◆ PROBLEM DETAILS
Lines that hold the word "Tagesheim" should be located and copied.

------ INPUT ------

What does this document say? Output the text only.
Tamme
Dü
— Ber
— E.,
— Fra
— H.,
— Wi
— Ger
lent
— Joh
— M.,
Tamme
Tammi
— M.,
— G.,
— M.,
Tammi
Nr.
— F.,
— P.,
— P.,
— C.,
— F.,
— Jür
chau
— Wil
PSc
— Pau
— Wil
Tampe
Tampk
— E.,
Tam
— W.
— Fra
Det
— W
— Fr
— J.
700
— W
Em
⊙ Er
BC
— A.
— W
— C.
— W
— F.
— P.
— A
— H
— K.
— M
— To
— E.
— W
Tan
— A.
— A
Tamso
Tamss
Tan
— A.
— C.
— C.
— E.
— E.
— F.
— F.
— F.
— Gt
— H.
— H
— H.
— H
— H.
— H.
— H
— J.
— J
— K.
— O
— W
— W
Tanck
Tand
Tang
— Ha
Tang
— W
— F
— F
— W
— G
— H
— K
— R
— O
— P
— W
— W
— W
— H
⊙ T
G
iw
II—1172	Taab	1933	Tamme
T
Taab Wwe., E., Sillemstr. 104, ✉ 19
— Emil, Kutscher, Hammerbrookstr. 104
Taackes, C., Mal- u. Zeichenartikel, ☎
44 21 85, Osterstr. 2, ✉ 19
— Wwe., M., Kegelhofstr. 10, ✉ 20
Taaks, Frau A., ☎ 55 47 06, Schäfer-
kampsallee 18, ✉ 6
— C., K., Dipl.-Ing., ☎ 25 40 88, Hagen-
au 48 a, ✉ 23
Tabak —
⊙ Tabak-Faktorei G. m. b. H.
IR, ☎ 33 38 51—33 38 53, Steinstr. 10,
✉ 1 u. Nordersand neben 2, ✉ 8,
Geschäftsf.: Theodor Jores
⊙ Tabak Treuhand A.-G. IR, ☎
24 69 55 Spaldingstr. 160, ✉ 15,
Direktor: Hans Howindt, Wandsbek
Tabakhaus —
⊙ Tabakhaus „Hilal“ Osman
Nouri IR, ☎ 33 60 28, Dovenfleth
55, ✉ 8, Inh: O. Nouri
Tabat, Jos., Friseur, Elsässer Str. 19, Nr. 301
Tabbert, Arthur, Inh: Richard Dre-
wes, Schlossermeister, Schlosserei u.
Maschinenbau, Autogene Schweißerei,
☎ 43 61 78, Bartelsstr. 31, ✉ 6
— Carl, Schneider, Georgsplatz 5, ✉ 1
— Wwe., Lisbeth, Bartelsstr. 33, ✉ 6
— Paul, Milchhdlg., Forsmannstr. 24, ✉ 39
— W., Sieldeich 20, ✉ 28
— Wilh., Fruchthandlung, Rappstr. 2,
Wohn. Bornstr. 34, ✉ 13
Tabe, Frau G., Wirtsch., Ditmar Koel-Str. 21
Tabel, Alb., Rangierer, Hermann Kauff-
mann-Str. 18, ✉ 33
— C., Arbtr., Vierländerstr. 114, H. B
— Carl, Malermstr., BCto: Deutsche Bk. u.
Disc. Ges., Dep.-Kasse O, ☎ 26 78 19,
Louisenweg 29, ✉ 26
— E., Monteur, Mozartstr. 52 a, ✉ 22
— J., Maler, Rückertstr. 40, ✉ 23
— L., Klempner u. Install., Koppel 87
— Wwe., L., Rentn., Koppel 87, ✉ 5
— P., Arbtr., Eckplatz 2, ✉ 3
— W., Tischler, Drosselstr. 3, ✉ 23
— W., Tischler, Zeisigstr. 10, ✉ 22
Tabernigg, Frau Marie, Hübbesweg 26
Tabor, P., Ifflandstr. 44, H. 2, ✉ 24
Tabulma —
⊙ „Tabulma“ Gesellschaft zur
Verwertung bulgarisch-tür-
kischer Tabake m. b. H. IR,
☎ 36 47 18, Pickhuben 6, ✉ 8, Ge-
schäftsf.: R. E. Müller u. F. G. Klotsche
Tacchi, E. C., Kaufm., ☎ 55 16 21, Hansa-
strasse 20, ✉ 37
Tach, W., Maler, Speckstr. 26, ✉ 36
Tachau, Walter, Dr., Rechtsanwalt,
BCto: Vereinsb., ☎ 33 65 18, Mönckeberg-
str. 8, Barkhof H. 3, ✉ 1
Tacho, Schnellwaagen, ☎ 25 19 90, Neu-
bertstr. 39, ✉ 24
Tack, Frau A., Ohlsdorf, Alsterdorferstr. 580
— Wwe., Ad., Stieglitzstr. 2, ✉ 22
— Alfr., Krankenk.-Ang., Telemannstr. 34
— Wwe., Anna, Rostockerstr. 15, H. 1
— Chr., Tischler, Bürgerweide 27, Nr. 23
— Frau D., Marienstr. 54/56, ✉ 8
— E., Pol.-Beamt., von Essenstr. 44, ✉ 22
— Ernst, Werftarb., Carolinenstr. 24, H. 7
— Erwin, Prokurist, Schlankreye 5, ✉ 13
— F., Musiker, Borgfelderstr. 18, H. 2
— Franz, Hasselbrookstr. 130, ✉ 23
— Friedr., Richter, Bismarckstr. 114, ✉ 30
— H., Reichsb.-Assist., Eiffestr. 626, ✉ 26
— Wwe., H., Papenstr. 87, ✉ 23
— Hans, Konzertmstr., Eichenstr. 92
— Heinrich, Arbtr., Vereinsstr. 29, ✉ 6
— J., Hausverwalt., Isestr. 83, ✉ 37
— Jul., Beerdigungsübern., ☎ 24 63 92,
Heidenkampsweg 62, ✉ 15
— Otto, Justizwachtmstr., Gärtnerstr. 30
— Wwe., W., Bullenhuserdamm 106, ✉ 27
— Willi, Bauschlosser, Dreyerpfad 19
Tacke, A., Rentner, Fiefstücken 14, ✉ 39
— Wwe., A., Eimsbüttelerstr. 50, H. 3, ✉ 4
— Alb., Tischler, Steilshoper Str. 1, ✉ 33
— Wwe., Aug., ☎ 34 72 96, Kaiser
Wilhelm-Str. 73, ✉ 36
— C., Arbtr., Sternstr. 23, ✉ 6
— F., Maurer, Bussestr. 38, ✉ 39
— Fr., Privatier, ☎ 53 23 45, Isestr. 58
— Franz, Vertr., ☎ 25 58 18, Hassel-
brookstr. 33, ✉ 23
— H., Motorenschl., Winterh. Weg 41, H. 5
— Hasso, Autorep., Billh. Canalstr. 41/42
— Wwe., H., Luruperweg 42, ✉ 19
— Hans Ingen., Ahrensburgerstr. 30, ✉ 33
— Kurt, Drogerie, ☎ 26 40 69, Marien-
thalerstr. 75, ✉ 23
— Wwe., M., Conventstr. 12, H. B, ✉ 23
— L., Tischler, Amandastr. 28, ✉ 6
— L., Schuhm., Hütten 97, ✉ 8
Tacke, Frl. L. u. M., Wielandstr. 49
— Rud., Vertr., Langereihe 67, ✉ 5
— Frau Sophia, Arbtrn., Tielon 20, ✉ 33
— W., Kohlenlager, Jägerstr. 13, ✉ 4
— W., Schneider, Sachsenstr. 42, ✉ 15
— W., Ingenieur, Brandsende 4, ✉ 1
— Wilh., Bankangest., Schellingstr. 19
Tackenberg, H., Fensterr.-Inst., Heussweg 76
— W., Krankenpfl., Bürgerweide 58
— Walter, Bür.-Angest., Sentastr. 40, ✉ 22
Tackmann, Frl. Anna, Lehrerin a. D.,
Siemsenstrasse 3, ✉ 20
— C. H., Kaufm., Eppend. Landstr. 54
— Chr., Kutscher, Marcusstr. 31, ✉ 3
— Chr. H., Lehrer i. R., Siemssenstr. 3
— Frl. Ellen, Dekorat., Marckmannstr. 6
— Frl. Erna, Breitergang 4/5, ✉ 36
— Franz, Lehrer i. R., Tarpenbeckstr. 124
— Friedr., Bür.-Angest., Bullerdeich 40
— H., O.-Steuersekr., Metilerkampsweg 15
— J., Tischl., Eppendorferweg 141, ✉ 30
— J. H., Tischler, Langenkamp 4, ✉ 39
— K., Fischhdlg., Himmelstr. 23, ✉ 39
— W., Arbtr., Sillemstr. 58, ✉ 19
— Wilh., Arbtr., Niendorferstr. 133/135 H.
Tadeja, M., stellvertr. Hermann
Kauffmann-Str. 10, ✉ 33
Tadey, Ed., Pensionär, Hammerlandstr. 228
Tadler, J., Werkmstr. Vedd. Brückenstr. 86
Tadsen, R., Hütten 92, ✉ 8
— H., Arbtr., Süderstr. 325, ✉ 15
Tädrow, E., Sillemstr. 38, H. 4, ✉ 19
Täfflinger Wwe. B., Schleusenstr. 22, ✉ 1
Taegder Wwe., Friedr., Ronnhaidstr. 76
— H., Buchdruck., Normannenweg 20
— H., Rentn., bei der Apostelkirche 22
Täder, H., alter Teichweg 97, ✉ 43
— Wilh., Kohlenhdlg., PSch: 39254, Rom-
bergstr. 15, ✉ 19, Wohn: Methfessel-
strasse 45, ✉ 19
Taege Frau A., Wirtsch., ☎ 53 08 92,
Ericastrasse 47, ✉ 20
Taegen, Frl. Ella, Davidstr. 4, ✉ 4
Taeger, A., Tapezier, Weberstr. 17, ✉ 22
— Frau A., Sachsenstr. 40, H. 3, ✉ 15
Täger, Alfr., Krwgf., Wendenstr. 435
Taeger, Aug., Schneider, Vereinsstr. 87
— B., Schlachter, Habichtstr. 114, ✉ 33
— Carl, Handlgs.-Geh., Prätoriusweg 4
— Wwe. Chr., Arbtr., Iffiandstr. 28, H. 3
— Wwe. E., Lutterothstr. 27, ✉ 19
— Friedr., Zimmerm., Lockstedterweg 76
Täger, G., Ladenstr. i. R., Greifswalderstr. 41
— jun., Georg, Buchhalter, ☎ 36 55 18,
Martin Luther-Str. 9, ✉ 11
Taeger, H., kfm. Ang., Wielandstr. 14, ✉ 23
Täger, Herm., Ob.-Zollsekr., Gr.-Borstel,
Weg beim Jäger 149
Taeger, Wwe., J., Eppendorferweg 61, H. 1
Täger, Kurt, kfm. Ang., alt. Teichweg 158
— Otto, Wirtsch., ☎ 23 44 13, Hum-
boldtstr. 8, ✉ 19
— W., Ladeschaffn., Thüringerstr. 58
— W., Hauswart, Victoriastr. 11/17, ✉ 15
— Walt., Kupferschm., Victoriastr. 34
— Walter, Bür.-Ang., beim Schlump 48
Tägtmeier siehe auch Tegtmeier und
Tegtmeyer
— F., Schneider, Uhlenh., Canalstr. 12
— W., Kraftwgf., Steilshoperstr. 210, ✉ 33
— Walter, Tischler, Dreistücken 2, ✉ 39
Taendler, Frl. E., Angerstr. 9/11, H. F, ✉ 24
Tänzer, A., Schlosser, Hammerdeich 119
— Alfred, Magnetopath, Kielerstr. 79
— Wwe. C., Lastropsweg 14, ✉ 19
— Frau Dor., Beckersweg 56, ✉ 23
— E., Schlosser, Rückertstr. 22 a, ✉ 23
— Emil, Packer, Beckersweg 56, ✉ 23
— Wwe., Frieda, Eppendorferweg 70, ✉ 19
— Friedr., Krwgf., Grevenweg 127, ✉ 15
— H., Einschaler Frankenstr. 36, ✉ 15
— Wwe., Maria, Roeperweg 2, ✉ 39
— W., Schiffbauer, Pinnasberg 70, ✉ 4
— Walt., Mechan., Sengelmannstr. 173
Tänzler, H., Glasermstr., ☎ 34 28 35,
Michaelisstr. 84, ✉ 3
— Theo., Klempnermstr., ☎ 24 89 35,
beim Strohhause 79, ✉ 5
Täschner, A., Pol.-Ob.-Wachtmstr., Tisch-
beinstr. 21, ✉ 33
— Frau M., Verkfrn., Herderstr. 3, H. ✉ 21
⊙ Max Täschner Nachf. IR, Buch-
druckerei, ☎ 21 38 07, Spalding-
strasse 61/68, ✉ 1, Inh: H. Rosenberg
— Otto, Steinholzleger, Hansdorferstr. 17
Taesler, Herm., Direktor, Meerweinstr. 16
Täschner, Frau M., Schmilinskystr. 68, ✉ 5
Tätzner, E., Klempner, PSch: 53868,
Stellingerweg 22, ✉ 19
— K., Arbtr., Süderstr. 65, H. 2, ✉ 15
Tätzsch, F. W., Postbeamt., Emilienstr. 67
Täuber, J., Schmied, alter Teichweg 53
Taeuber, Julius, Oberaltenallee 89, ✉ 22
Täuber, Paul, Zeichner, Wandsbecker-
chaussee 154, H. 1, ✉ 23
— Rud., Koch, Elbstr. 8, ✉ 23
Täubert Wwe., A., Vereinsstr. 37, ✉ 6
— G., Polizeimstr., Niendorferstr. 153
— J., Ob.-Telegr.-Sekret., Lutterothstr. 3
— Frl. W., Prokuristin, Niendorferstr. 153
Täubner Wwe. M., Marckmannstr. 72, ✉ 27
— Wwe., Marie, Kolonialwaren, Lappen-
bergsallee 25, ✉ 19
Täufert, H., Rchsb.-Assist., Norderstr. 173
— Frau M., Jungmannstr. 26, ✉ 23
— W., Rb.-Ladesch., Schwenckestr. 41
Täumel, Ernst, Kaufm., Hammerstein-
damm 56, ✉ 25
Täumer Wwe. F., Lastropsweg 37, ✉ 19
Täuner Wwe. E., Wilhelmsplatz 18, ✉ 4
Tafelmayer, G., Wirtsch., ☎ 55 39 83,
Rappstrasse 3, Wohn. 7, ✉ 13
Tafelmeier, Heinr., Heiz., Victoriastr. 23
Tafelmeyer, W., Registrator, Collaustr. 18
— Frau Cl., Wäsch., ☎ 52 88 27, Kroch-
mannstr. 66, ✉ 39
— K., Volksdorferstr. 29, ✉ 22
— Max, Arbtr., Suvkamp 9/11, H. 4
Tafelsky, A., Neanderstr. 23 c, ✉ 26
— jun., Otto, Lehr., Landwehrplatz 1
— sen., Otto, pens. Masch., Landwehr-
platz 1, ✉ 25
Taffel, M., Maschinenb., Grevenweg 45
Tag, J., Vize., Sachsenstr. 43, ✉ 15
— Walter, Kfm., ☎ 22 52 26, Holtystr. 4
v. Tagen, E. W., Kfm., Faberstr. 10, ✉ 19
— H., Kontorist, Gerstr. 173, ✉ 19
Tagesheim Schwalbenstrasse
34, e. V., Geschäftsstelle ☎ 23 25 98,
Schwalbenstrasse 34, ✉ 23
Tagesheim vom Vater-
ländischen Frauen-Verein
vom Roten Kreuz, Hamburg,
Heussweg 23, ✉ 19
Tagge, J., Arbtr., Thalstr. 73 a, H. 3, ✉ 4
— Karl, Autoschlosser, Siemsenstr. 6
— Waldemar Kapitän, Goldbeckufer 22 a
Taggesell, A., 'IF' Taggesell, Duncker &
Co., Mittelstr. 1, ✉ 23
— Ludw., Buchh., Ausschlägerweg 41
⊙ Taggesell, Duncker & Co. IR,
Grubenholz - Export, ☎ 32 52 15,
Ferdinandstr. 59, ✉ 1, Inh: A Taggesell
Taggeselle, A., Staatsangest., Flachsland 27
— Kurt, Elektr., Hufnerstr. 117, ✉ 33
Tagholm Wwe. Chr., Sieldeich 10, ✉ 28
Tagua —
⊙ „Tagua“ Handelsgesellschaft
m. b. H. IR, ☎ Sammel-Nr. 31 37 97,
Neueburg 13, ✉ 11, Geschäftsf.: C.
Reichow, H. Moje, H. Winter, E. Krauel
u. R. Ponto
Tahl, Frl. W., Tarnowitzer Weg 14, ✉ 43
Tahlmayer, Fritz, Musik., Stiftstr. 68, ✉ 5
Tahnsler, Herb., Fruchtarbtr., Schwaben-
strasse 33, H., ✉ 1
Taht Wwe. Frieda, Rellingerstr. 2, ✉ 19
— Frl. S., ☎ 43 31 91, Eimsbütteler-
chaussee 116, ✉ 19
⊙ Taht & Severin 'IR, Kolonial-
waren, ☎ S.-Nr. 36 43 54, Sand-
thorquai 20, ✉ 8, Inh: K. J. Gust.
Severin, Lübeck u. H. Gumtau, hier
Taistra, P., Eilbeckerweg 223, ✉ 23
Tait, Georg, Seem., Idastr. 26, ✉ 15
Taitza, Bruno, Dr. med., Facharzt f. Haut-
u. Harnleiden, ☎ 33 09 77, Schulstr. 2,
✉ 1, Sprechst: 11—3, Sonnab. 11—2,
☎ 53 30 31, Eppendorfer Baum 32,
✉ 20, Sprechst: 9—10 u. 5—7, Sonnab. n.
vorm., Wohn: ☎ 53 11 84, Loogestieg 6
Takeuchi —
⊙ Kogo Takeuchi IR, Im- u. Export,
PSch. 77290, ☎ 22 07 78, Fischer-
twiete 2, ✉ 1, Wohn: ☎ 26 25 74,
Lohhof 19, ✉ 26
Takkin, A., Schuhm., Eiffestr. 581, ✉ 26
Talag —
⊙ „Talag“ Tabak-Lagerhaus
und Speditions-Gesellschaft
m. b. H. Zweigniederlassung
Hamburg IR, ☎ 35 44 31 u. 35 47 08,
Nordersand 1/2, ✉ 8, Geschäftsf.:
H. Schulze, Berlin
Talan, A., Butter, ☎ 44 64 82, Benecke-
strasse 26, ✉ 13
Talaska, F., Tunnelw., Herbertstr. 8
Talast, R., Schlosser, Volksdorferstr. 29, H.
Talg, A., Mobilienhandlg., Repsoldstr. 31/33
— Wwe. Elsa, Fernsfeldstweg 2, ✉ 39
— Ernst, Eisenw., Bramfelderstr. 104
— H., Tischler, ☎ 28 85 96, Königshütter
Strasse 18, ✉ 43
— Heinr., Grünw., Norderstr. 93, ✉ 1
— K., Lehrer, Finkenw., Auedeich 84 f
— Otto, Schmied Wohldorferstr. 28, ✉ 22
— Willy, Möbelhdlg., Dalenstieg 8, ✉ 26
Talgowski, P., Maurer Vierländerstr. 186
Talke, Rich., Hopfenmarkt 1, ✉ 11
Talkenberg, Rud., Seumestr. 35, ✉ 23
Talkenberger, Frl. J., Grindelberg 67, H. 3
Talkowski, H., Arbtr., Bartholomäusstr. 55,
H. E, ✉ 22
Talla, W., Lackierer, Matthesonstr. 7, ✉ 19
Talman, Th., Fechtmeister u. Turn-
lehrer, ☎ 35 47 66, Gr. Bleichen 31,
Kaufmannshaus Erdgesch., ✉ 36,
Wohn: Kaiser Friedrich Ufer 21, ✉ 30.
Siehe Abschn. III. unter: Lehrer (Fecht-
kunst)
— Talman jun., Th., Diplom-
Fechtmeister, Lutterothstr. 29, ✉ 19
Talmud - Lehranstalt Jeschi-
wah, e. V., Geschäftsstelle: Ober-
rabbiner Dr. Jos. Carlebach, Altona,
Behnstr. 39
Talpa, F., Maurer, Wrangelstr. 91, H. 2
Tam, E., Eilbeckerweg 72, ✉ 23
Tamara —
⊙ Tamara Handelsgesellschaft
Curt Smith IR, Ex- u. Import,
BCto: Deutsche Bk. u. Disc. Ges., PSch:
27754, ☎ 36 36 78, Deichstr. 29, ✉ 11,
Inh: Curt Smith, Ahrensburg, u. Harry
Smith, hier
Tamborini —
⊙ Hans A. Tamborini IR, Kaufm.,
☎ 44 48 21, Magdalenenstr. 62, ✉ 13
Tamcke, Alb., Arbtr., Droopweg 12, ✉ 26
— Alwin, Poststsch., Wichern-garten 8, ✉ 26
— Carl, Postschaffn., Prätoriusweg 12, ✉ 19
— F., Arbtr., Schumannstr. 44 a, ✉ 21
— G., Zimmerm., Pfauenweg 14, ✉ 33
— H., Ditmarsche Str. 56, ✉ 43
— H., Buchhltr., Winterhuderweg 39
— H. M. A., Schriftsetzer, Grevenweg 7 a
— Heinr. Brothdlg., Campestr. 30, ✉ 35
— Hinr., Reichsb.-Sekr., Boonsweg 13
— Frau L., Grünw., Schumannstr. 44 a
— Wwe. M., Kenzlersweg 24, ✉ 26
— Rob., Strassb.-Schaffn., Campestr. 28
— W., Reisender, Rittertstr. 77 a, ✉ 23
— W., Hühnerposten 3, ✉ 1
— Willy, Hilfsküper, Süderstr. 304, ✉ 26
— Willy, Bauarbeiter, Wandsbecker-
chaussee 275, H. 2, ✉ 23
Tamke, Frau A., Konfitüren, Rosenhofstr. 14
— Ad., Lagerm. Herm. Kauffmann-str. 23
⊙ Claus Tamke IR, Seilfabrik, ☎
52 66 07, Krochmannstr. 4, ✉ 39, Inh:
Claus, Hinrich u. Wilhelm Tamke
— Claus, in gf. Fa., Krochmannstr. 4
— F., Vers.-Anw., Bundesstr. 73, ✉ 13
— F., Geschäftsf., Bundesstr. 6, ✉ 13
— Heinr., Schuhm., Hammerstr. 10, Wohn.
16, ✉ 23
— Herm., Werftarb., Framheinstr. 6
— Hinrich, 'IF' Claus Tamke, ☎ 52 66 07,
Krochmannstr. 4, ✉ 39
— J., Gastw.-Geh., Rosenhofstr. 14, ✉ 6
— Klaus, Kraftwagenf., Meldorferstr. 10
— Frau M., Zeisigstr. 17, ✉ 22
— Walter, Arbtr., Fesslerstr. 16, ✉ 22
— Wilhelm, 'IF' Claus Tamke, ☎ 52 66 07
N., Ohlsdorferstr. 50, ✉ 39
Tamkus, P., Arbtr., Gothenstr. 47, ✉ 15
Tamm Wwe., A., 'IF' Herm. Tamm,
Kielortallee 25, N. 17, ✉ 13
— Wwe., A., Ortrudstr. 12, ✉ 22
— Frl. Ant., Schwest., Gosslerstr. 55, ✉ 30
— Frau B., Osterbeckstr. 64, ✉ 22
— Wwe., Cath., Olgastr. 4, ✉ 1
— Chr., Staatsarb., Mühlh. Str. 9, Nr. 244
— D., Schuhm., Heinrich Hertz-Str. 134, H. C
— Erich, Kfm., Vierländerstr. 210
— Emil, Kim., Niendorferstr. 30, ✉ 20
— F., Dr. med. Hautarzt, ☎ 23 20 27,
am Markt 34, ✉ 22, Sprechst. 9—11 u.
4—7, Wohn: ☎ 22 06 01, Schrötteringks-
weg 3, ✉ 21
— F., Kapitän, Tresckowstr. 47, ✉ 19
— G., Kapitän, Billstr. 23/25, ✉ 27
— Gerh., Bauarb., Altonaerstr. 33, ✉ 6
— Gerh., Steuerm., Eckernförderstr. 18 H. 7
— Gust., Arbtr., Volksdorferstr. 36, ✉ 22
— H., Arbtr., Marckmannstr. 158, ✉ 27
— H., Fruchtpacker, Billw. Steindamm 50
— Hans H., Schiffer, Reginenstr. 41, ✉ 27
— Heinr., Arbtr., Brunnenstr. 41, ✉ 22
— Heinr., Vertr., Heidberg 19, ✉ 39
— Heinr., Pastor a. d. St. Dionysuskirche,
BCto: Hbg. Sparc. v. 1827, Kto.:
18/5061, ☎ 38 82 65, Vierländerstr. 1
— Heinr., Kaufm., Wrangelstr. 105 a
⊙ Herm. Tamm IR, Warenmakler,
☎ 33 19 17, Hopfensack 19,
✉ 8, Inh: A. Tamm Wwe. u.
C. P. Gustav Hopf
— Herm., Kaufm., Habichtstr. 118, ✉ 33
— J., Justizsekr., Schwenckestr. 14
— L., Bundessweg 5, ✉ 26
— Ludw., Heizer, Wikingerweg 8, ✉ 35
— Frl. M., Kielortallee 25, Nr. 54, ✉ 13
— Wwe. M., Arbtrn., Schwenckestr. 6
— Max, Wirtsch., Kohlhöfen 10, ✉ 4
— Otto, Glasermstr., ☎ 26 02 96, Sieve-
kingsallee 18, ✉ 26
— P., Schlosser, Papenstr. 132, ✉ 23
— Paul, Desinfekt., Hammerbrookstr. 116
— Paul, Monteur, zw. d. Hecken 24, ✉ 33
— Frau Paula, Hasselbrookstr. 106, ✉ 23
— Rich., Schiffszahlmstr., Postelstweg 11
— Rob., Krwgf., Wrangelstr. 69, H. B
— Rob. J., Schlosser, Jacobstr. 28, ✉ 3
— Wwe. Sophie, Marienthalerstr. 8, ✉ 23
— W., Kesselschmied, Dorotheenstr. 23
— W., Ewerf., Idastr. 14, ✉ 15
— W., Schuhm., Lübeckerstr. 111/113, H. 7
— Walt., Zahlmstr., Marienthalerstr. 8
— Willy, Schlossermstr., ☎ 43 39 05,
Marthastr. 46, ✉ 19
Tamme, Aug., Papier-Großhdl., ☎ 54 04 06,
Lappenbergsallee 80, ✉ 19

------

◆ SOLUTION TO THIS TASK
Tagesheim Schwalbenstrasse
Tagesheim vom Vater-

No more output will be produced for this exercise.